What to work on.
Answer these questions from the passage below on missing data mechanisms.
1. What percentage of homes in the Ames housing data have a missing value for Alley?
2. Under missing completely at random (MCAR), how does the likelihood of a missing result compare across data points?
3. In the clinical study example, for what reasons might a patient drop out of a study?

Passage shown.
--------
One framework to view missing values is through the lens of the mechanisms of missing data. Three common mechanisms are:

  • Structural deficiencies in the data

  • Random occurrences, or

  • Specific causes.

A structural deficiency can be defined as a missing component of a predictor that was omitted from the data. This type of missingness is often the easiest to resolve once the necessary component is identified. The Ames housing data provides an example of this type of missingness in the Alley predictor. This predictor takes values of “gravel” or “paved”, or is missing. Here, 93.2 percent of homes have a missing value for alley. It may be tempting to simply remove this predictor because most of the values are missing. However doing this would throw away valuable predictive information of home price since missing, in this case, means that the property has no alley. A better recording for the Alley predictor might be to replace the missing values with “No Alley Access”.

A second reason for missing values is due to random occurrences. Little and Rubin (2014) subdivide this type of randomness into two categories:

  • Missing completely at random (MCAR): the likelihood of a missing results is equal for all data points (observed or unobserved). In other words, the missing values are independent of the data. This is the best case situation.

  • Missing at random (MAR): the likelihood of a missing results is not equal for all data points (observed or unobserved). In this scenario, the probability of a missing result depends on the observed data but not on the unobserved data.

In practice it can be very difficult or impossible to distinguish if the missing values have the same likelihood of occurrence for all data, or have different likelihoods for observed or unobserved data. For the purposes of this text, the methods described herein can apply to either case. We refer the reader to Little and Rubin (2014) for a deeper understanding of these nuanced cases.

A third mechanism of missing data is missingness due to a specific cause (or not missing at random (NMAR) (Little and Rubin 2014)). This type of missingness often occurs in clinical studies where patients are measured periodically over time. For example, a patient may drop out of a study due to an adverse side effect of a treatment or due to death. For this patient, no measurements will be recorded after the time of drop-out. Data that are not missing at random are the most challenging to handle. The techniques presented here may or may not be appropriate for this type of missingness. Therefore, we must make a good effort to understanding the nature of the missing data prior to implementing any of the techniques described below.
--------
Data section.
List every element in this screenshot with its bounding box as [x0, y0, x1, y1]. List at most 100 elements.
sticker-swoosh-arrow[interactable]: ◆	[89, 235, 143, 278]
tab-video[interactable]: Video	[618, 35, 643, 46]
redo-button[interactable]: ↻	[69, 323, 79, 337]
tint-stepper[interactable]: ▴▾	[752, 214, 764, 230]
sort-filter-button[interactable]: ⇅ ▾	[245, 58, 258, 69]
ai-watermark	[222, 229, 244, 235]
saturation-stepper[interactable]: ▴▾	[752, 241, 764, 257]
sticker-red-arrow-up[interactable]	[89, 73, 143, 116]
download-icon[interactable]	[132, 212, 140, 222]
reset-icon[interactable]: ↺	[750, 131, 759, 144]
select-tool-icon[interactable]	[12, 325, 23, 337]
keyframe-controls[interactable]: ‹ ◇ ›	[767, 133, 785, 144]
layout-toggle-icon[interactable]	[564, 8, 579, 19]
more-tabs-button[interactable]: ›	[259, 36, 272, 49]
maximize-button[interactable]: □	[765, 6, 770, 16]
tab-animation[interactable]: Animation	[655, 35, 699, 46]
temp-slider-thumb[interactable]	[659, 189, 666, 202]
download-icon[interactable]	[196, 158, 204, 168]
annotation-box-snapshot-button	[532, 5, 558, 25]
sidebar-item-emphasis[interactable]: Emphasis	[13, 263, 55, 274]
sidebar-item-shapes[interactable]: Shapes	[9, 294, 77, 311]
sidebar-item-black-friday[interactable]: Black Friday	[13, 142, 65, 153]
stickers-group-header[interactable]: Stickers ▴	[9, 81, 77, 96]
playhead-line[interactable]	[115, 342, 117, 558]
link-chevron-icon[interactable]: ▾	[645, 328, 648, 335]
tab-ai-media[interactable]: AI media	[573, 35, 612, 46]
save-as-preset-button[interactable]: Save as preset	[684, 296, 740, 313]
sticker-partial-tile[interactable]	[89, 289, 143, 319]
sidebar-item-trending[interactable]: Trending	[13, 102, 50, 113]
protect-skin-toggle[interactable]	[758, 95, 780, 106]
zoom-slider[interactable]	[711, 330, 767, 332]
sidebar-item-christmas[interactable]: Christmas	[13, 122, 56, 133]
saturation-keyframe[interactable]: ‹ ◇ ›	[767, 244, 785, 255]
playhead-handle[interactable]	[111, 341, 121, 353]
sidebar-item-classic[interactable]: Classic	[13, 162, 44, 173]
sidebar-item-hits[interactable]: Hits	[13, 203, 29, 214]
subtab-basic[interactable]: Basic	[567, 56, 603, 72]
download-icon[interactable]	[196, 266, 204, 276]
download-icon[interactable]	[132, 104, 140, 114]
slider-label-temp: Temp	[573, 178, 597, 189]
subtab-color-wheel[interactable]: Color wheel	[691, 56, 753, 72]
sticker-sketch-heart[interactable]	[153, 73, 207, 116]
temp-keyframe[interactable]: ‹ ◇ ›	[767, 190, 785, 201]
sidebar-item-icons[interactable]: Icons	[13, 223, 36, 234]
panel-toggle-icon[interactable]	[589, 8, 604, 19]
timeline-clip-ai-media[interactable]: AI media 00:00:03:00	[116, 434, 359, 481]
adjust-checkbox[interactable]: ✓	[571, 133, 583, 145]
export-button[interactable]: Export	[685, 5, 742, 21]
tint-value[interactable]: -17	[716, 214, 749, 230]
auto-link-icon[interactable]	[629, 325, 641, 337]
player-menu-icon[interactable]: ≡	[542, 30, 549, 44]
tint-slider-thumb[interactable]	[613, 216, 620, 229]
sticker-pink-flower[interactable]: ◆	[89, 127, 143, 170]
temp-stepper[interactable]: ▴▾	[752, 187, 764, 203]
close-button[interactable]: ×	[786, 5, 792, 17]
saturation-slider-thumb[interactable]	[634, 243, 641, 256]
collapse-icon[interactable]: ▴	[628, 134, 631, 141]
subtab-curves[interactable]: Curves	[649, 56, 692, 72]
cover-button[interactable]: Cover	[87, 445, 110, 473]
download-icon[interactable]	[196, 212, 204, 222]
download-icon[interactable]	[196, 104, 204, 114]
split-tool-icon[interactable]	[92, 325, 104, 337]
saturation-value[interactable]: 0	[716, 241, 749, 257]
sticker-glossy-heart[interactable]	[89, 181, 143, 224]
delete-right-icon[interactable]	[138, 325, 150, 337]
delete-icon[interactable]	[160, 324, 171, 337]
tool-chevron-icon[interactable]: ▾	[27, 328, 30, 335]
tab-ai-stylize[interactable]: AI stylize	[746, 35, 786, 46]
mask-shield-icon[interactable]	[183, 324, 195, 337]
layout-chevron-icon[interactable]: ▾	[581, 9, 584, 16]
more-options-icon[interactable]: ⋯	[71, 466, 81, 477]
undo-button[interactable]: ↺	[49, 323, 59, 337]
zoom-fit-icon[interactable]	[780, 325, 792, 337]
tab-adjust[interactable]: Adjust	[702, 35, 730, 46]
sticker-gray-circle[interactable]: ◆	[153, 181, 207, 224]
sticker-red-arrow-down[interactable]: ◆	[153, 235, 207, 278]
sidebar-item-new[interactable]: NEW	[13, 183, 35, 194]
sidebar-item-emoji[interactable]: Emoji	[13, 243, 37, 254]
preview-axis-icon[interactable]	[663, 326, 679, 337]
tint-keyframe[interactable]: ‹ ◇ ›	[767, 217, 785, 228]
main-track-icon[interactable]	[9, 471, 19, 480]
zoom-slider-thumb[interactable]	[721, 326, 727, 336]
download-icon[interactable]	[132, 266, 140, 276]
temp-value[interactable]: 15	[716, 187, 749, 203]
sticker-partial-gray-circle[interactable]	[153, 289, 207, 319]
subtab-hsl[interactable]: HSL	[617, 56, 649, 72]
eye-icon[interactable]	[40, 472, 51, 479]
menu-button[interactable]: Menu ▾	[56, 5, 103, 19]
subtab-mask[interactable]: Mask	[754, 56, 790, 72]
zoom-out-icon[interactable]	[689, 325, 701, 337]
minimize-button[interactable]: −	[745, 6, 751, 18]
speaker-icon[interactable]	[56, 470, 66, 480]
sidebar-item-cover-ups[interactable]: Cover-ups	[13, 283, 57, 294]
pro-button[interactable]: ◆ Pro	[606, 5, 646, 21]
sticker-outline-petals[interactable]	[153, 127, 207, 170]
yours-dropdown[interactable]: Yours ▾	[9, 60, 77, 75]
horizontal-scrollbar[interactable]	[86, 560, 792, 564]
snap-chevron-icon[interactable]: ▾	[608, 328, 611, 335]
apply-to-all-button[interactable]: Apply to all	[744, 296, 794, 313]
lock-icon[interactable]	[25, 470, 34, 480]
--------
The answer.
1. 93.2 percent.
2. It is equal for all data points, observed or unobserved.
3. An adverse side effect of a treatment, or death.